___ MATERIAL FOR THE TASK ___

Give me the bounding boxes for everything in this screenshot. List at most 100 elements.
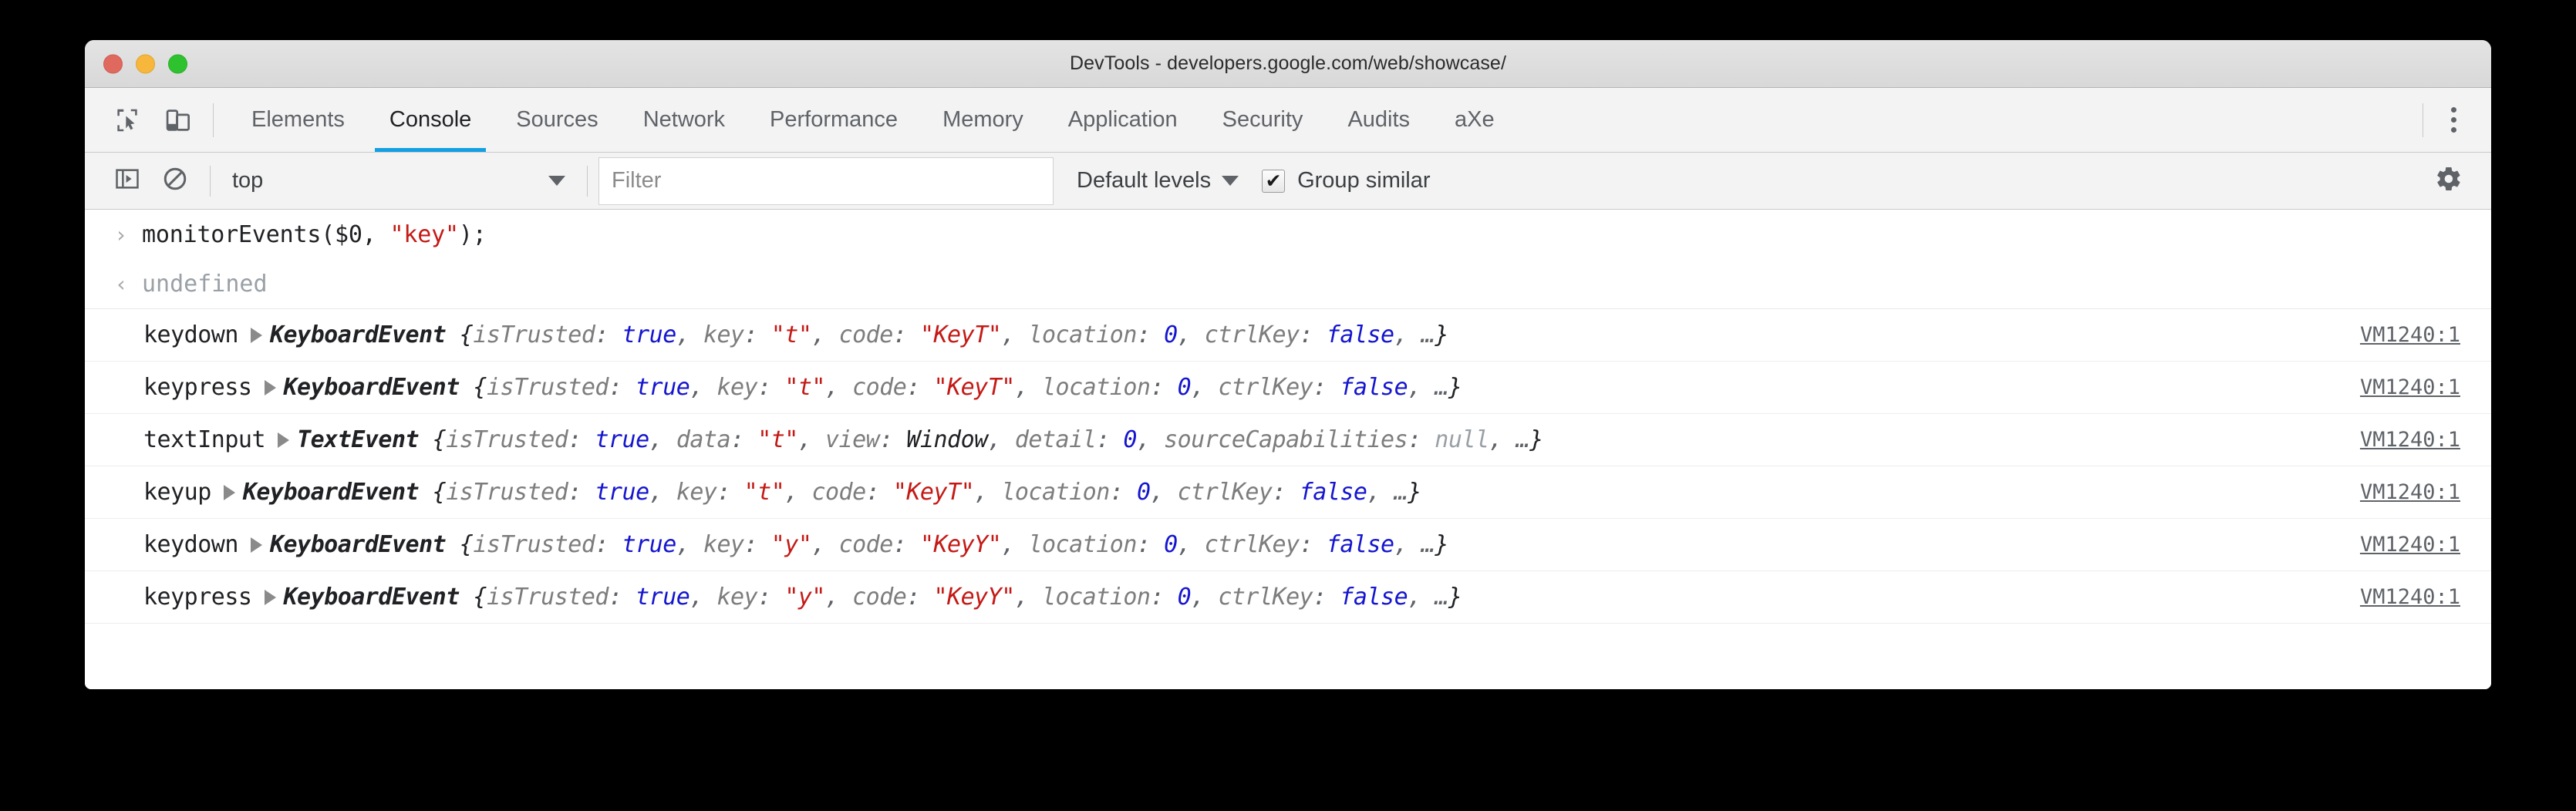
source-location-link[interactable]: VM1240:1 bbox=[2329, 428, 2460, 452]
group-similar-toggle[interactable]: ✔ Group similar bbox=[1262, 168, 1430, 193]
expression-part: monitorEvents($0, bbox=[142, 221, 390, 248]
event-object-preview: KeyboardEvent {isTrusted: true, key: "y"… bbox=[270, 531, 1448, 558]
expand-object-triangle-icon[interactable] bbox=[251, 537, 262, 553]
property-value: "t" bbox=[784, 374, 825, 401]
property-key: isTrusted bbox=[473, 321, 595, 348]
tab-elements[interactable]: Elements bbox=[229, 88, 367, 152]
truncation-ellipsis: … bbox=[1516, 426, 1530, 453]
tabbar-right-group bbox=[2423, 95, 2491, 146]
tab-console[interactable]: Console bbox=[367, 88, 494, 152]
log-levels-select[interactable]: Default levels bbox=[1077, 168, 1239, 193]
truncation-ellipsis: … bbox=[1435, 374, 1448, 401]
tab-memory[interactable]: Memory bbox=[920, 88, 1046, 152]
event-constructor-name: KeyboardEvent bbox=[284, 584, 460, 611]
group-similar-checkbox[interactable]: ✔ bbox=[1262, 170, 1285, 193]
execution-context-value: top bbox=[232, 168, 263, 193]
tab-performance[interactable]: Performance bbox=[747, 88, 920, 152]
console-message-list[interactable]: › monitorEvents($0, "key"); ‹ undefined … bbox=[85, 210, 2491, 689]
property-colon: : bbox=[1273, 479, 1300, 506]
source-location-link[interactable]: VM1240:1 bbox=[2329, 323, 2460, 347]
property-value: "t" bbox=[744, 479, 785, 506]
console-event-row[interactable]: keypressKeyboardEvent {isTrusted: true, … bbox=[85, 361, 2491, 413]
tab-sources[interactable]: Sources bbox=[494, 88, 620, 152]
property-value: "t" bbox=[757, 426, 798, 453]
console-toolbar: top Default levels ✔ Group similar bbox=[85, 153, 2491, 210]
maximize-window-button[interactable] bbox=[168, 54, 187, 73]
console-event-row[interactable]: keypressKeyboardEvent {isTrusted: true, … bbox=[85, 570, 2491, 623]
prop-separator: , bbox=[784, 479, 811, 506]
property-colon: : bbox=[1151, 584, 1178, 611]
property-key: ctrlKey bbox=[1205, 321, 1300, 348]
property-colon: : bbox=[1300, 321, 1327, 348]
tab-axe[interactable]: aXe bbox=[1432, 88, 1517, 152]
more-options-icon bbox=[2451, 107, 2456, 113]
prop-separator: , bbox=[690, 374, 716, 401]
tab-security[interactable]: Security bbox=[1200, 88, 1326, 152]
settings-gear-icon bbox=[2435, 165, 2463, 197]
minimize-window-button[interactable] bbox=[136, 54, 155, 73]
console-sidebar-toggle-button[interactable] bbox=[103, 157, 151, 205]
tab-application[interactable]: Application bbox=[1046, 88, 1200, 152]
property-value: true bbox=[595, 426, 649, 453]
property-value: true bbox=[622, 321, 676, 348]
property-colon: : bbox=[568, 426, 595, 453]
tab-network[interactable]: Network bbox=[621, 88, 747, 152]
property-colon: : bbox=[866, 479, 893, 506]
device-toolbar-icon bbox=[164, 106, 193, 135]
inspect-element-button[interactable] bbox=[102, 95, 153, 146]
console-output-value: undefined bbox=[142, 271, 268, 298]
event-object-preview: TextEvent {isTrusted: true, data: "t", v… bbox=[297, 426, 1543, 453]
prop-separator: , bbox=[1489, 426, 1516, 453]
close-brace: } bbox=[1529, 426, 1543, 453]
open-brace: { bbox=[419, 479, 446, 506]
source-location-link[interactable]: VM1240:1 bbox=[2329, 533, 2460, 557]
tab-audits[interactable]: Audits bbox=[1325, 88, 1432, 152]
event-constructor-name: KeyboardEvent bbox=[284, 374, 460, 401]
console-event-row[interactable]: keydownKeyboardEvent {isTrusted: true, k… bbox=[85, 308, 2491, 361]
expand-object-triangle-icon[interactable] bbox=[278, 432, 289, 448]
console-event-row[interactable]: keyupKeyboardEvent {isTrusted: true, key… bbox=[85, 466, 2491, 518]
execution-context-select[interactable]: top bbox=[221, 157, 576, 205]
tab-label: Sources bbox=[516, 107, 598, 133]
output-prompt-icon: ‹ bbox=[100, 271, 142, 297]
expand-object-triangle-icon[interactable] bbox=[265, 590, 276, 605]
tab-label: Performance bbox=[770, 107, 898, 133]
event-object-preview: KeyboardEvent {isTrusted: true, key: "t"… bbox=[284, 374, 1462, 401]
prop-separator: , bbox=[974, 479, 1001, 506]
more-options-icon bbox=[2451, 117, 2456, 123]
panel-tabs: Elements Console Sources Network Perform… bbox=[229, 88, 1517, 152]
source-location-link[interactable]: VM1240:1 bbox=[2329, 375, 2460, 399]
more-options-button[interactable] bbox=[2428, 95, 2479, 146]
property-colon: : bbox=[757, 374, 784, 401]
property-colon: : bbox=[1313, 584, 1340, 611]
expand-object-triangle-icon[interactable] bbox=[265, 380, 276, 395]
device-toolbar-button[interactable] bbox=[153, 95, 204, 146]
inspect-element-icon bbox=[113, 106, 142, 135]
prop-separator: , bbox=[1151, 479, 1178, 506]
tab-label: Network bbox=[643, 107, 725, 133]
filter-input[interactable] bbox=[598, 157, 1054, 205]
source-location-link[interactable]: VM1240:1 bbox=[2329, 480, 2460, 504]
property-value: "y" bbox=[771, 531, 812, 558]
property-colon: : bbox=[1313, 374, 1340, 401]
property-key: location bbox=[1028, 531, 1137, 558]
settings-button[interactable] bbox=[2425, 157, 2473, 205]
property-key: key bbox=[676, 479, 717, 506]
console-event-row[interactable]: textInputTextEvent {isTrusted: true, dat… bbox=[85, 413, 2491, 466]
clear-console-button[interactable] bbox=[151, 157, 199, 205]
property-colon: : bbox=[1300, 531, 1327, 558]
property-colon: : bbox=[879, 426, 906, 453]
expand-object-triangle-icon[interactable] bbox=[251, 328, 262, 343]
console-event-row[interactable]: keydownKeyboardEvent {isTrusted: true, k… bbox=[85, 518, 2491, 570]
property-key: isTrusted bbox=[473, 531, 595, 558]
property-value: 0 bbox=[1164, 321, 1178, 348]
expand-object-triangle-icon[interactable] bbox=[224, 485, 235, 500]
prop-separator: , bbox=[1408, 374, 1435, 401]
property-value: "KeyY" bbox=[934, 584, 1015, 611]
prop-separator: , bbox=[798, 426, 825, 453]
prop-separator: , bbox=[676, 531, 703, 558]
source-location-link[interactable]: VM1240:1 bbox=[2329, 585, 2460, 609]
event-type-label: keydown bbox=[143, 321, 238, 348]
property-value: null bbox=[1435, 426, 1489, 453]
close-window-button[interactable] bbox=[103, 54, 123, 73]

___

Reproduce the data verbatim, from the line containing "428, 2460, 452]" to the line containing "531, 1448, 558]", including both of those lines.

source-location-link[interactable]: VM1240:1 bbox=[2329, 428, 2460, 452]
group-similar-toggle[interactable]: ✔ Group similar bbox=[1262, 168, 1430, 193]
expression-part: monitorEvents($0, bbox=[142, 221, 390, 248]
event-object-preview: KeyboardEvent {isTrusted: true, key: "y"… bbox=[270, 531, 1448, 558]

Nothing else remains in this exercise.